Task directions: Print the data exactly as it is given, please.

Source data:
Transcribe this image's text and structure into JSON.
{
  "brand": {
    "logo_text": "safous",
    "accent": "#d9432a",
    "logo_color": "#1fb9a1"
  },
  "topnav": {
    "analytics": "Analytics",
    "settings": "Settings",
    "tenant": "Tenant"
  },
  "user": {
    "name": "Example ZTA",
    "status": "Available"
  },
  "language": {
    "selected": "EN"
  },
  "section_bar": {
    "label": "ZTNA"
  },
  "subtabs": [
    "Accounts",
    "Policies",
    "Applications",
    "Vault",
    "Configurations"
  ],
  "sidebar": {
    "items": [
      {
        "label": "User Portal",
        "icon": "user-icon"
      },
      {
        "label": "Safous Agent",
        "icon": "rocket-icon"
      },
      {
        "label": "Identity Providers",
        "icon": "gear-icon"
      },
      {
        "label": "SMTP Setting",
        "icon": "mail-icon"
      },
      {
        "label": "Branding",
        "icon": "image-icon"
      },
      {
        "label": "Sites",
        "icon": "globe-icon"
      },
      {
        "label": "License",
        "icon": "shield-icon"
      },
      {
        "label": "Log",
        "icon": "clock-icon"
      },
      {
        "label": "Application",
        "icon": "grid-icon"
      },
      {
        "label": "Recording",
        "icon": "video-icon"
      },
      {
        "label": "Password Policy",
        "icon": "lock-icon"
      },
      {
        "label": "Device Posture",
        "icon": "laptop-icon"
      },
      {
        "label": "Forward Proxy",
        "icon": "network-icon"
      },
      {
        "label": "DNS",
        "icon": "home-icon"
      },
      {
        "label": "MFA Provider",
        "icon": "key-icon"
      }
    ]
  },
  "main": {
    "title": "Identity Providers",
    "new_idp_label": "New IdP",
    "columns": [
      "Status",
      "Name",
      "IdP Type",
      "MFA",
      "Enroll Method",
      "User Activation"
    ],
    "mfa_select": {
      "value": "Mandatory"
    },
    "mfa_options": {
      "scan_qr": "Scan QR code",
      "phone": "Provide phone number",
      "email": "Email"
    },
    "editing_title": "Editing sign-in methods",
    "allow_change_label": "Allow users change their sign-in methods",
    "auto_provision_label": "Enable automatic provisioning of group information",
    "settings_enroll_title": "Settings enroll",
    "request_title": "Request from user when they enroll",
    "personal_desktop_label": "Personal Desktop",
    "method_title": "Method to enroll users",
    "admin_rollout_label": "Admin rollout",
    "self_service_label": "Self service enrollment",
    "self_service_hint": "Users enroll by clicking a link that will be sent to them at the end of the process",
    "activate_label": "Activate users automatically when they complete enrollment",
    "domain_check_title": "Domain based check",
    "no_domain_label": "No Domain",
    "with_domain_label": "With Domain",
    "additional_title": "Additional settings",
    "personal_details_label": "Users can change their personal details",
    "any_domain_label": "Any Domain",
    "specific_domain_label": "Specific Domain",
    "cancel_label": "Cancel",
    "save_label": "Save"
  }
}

Output below:
Transcribe this image's text and structure into JSON.
{
  "brand": {
    "logo_text": "safous",
    "accent": "#d9432a",
    "logo_color": "#1fb9a1"
  },
  "topnav": {
    "analytics": "Analytics",
    "settings": "Settings",
    "tenant": "Tenant"
  },
  "user": {
    "name": "Example ZTA",
    "status": "Available"
  },
  "language": {
    "selected": "EN"
  },
  "section_bar": {
    "label": "ZTNA"
  },
  "subtabs": [
    "Accounts",
    "Policies",
    "Applications",
    "Vault",
    "Configurations"
  ],
  "sidebar": {
    "items": [
      {
        "label": "User Portal",
        "icon": "user-icon"
      },
      {
        "label": "Safous Agent",
        "icon": "rocket-icon"
      },
      {
        "label": "Identity Providers",
        "icon": "gear-icon"
      },
      {
        "label": "SMTP Setting",
        "icon": "mail-icon"
      },
      {
        "label": "Branding",
        "icon": "image-icon"
      },
      {
        "label": "Sites",
        "icon": "globe-icon"
      },
      {
        "label": "License",
        "icon": "shield-icon"
      },
      {
        "label": "Log",
        "icon": "clock-icon"
      },
      {
        "label": "Application",
        "icon": "grid-icon"
      },
      {
        "label": "Recording",
        "icon": "video-icon"
      },
      {
        "label": "Password Policy",
        "icon": "lock-icon"
      },
      {
        "label": "Device Posture",
        "icon": "laptop-icon"
      },
      {
        "label": "Forward Proxy",
        "icon": "network-icon"
      },
      {
        "label": "DNS",
        "icon": "home-icon"
      },
      {
        "label": "MFA Provider",
        "icon": "key-icon"
      }
    ]
  },
  "main": {
    "title": "Identity Providers",
    "new_idp_label": "New IdP",
    "columns": [
      "Status",
      "Name",
      "IdP Type",
      "MFA",
      "Enroll Method",
      "User Activation"
    ],
    "mfa_select": {
      "value": "Mandatory"
    },
    "mfa_options": {
      "scan_qr": "Scan QR code",
      "phone": "Provide phone number",
      "email": "Email"
    },
    "editing_title": "Editing sign-in methods",
    "allow_change_label": "Allow users change their sign-in methods",
    "auto_provision_label": "Enable automatic provisioning of group information",
    "settings_enroll_title": "Settings enroll",
    "request_title": "Request from user when they enroll",
    "personal_desktop_label": "Personal Desktop",
    "method_title": "Method to enroll users",
    "admin_rollout_label": "Admin rollout",
    "self_service_label": "Self service enrollment",
    "self_service_hint": "Users enroll by clicking a link that will be sent to them at the end of the process",
    "activate_label": "Activate users automatically when they complete enrollment",
    "domain_check_title": "Domain based check",
    "no_domain_label": "No Domain",
    "with_domain_label": "With Domain",
    "additional_title": "Additional settings",
    "personal_details_label": "Users can change their personal details",
    "any_domain_label": "Any Domain",
    "specific_domain_label": "Specific Domain",
    "cancel_label": "Cancel",
    "save_label": "Save"
  }
}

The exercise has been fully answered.